Show each line from the listing that includes the word "органы".

##########

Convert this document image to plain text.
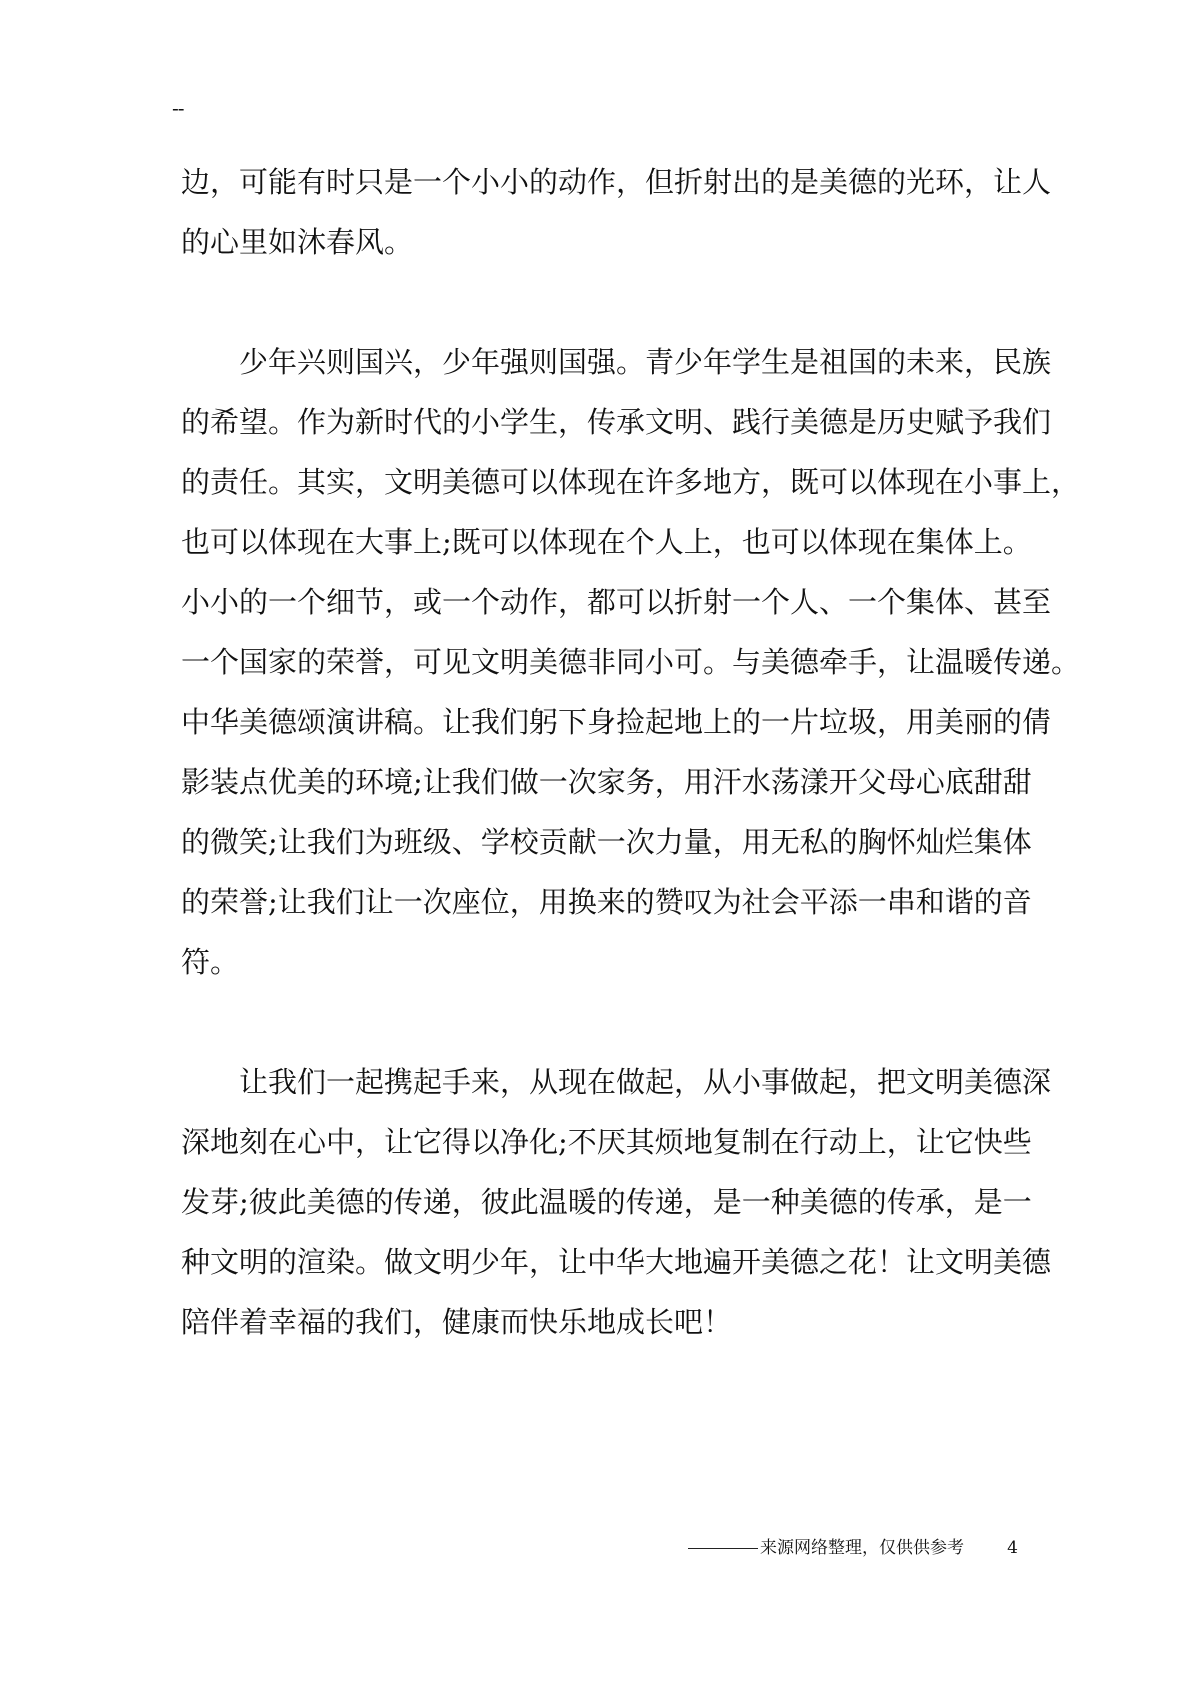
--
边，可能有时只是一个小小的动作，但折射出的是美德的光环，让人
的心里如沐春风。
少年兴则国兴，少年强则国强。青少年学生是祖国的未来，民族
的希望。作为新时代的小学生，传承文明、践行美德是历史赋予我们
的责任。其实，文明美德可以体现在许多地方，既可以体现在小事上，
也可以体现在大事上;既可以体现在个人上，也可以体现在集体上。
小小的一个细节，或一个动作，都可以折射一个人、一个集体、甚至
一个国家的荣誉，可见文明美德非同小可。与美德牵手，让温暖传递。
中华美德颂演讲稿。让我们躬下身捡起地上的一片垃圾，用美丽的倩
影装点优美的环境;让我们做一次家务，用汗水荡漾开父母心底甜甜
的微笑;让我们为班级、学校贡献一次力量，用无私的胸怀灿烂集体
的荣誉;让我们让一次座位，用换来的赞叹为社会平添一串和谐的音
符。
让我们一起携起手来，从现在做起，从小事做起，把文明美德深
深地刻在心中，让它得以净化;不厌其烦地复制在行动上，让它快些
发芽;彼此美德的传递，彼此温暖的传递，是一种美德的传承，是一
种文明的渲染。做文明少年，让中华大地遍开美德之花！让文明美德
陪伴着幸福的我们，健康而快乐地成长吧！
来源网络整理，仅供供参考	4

##########

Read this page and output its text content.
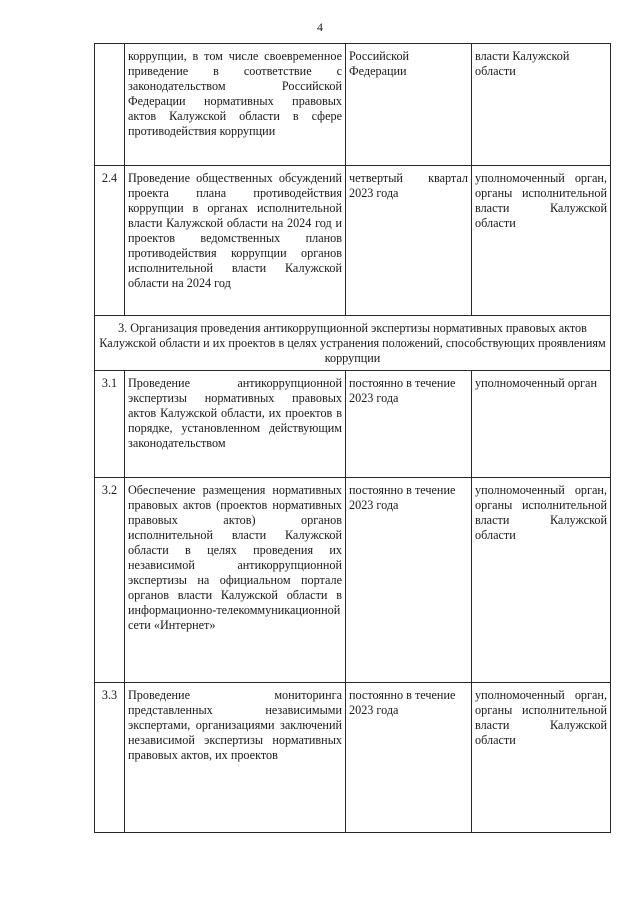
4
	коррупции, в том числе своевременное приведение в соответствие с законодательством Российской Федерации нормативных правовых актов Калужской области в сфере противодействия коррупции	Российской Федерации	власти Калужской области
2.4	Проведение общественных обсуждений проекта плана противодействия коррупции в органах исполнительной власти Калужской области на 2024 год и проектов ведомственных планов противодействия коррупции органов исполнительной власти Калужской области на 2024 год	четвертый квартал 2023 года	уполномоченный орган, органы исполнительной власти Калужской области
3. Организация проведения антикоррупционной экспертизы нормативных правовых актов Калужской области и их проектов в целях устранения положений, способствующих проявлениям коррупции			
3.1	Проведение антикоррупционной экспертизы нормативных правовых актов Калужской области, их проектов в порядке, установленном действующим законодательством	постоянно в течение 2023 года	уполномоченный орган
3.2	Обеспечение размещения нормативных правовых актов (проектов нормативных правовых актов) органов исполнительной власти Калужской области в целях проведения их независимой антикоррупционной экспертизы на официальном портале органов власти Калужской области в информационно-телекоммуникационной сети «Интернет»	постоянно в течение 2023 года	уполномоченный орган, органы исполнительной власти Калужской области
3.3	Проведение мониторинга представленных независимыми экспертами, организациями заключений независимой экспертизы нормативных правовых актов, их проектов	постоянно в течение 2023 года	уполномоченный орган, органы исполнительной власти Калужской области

##########

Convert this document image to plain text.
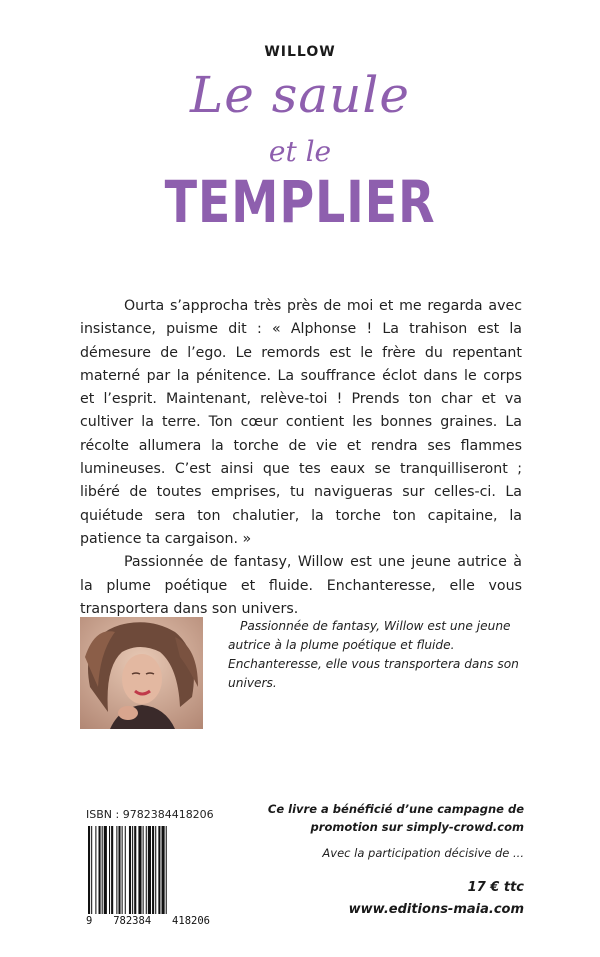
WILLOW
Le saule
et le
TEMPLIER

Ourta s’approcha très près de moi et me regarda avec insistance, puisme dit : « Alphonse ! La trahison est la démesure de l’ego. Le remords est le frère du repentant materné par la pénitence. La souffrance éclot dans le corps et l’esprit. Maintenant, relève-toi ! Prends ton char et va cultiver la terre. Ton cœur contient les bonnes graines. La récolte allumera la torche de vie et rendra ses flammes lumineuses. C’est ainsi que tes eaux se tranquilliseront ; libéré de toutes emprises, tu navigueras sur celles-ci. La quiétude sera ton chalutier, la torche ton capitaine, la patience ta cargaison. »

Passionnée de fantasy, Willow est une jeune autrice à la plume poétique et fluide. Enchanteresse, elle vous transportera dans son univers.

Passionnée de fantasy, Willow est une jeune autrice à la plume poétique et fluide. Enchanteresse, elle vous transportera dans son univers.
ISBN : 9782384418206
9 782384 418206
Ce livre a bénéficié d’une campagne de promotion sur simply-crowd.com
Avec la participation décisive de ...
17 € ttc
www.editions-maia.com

##########

# OUTPUT OF THE TASK:
2.4	Проведение общественных обсуждений проекта плана противодействия коррупции в органах исполнительной власти Калужской области на 2024 год и проектов ведомственных планов противодействия коррупции органов исполнительной власти Калужской области на 2024 год	четвертый квартал 2023 года	уполномоченный орган, органы исполнительной власти Калужской области
3.2	Обеспечение размещения нормативных правовых актов (проектов нормативных правовых актов) органов исполнительной власти Калужской области в целях проведения их независимой антикоррупционной экспертизы на официальном портале органов власти Калужской области в информационно-телекоммуникационной сети «Интернет»	постоянно в течение 2023 года	уполномоченный орган, органы исполнительной власти Калужской области
3.3	Проведение мониторинга представленных независимыми экспертами, организациями заключений независимой экспертизы нормативных правовых актов, их проектов	постоянно в течение 2023 года	уполномоченный орган, органы исполнительной власти Калужской области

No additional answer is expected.